### Selected excerpt
Session and Utility Helpers

  • Location: prowler/providers/azure/lib/
  • Purpose: Helpers for argument parsing, region setup, mutelist management, and other cross-cutting concerns.

Specific Patterns in Azure Services

The generic service pattern is described in service page. You can find all the currently implemented services in the following locations:

The best reference to understand how to implement a new service is following the service implementation documentation and taking other services already implemented as reference. In next subsection you can find a list of common patterns that are used accross all Azure services.

Azure Service Common Patterns

  • Services communicate with Azure using the Azure Python SDK, mainly using the Azure Management Client (except for the Microsoft Entra ID service, that is using the Microsoft Graph API), you can find the documentation with all the management services here.

### Instructions to follow
List every section heading in the Azure services excerpt above. The rows that come next have nothing to do with this.

Document layout analysis data:
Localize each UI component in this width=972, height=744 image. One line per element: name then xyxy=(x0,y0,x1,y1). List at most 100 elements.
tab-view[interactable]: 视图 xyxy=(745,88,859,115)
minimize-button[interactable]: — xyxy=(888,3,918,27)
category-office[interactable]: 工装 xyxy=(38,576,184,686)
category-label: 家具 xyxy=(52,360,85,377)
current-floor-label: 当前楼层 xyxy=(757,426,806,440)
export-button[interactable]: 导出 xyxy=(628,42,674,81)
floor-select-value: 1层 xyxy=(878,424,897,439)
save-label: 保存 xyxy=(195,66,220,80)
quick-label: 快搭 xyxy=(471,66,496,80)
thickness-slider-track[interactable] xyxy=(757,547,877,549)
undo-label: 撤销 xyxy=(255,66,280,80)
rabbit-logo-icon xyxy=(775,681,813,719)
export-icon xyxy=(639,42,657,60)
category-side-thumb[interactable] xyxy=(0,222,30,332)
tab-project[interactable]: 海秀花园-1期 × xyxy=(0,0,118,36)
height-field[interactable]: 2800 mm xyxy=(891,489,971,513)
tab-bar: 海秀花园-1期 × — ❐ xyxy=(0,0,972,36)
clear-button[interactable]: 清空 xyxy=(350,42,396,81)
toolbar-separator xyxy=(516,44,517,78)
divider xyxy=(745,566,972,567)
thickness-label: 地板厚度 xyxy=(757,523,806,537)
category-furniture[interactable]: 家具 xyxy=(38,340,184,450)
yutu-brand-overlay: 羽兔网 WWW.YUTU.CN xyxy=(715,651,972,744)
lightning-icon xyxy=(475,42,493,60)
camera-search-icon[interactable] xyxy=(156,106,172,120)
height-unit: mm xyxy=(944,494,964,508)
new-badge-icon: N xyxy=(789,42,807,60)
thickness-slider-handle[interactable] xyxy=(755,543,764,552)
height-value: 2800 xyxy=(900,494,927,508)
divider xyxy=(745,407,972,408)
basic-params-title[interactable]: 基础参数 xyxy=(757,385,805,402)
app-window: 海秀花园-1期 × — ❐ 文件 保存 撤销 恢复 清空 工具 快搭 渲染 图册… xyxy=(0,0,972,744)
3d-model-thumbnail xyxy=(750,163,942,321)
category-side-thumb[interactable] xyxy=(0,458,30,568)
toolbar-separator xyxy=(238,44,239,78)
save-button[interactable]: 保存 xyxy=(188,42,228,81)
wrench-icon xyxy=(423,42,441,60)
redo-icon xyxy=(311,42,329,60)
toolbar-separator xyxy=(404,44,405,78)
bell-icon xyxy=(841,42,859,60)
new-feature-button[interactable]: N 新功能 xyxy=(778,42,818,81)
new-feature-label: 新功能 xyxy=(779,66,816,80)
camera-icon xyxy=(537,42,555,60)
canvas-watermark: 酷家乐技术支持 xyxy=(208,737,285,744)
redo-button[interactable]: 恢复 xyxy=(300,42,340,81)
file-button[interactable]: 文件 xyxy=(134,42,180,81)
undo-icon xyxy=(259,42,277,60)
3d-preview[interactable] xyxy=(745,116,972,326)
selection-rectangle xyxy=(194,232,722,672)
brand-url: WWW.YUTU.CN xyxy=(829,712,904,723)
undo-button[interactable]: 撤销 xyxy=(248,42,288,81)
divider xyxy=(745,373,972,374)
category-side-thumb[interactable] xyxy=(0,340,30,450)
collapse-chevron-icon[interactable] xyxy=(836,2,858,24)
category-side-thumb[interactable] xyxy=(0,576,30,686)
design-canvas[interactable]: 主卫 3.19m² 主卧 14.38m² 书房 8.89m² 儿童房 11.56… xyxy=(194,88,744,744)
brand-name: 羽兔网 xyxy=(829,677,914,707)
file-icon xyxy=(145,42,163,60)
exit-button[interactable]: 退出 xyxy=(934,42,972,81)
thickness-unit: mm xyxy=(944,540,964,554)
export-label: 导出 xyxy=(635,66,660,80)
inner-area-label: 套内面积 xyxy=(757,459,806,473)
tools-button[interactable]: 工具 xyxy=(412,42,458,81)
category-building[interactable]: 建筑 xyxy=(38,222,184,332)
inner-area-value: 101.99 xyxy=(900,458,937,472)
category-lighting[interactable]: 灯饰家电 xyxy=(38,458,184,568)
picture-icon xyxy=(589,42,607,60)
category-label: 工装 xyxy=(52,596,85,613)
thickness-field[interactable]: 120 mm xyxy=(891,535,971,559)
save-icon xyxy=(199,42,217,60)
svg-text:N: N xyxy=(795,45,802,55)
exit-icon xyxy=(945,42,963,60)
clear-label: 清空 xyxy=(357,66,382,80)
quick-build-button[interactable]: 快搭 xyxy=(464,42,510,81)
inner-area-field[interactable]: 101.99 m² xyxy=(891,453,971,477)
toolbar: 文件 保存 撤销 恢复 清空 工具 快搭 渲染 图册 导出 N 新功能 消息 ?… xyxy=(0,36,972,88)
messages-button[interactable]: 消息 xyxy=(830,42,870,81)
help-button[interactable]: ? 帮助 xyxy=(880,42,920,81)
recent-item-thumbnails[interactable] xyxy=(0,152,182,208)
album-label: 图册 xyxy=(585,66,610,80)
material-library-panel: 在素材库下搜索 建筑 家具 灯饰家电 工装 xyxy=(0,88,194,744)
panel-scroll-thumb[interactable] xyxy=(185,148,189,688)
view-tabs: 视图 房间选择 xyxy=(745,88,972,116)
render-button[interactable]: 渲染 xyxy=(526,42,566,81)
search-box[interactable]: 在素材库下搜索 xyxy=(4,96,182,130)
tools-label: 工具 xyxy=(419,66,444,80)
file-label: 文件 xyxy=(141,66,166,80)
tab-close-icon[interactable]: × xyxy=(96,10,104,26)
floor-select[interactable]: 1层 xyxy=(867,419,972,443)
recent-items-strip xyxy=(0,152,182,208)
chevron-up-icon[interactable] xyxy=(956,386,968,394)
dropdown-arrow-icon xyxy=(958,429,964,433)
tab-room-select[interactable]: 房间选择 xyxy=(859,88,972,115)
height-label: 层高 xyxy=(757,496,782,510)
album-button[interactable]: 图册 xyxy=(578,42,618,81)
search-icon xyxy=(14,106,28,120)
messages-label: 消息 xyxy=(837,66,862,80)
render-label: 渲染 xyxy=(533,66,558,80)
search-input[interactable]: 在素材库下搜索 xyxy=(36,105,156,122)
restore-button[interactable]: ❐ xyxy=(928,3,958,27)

### Answer for the task
- Session and Utility Helpers
- Specific Patterns in Azure Services
- Azure Service Common Patterns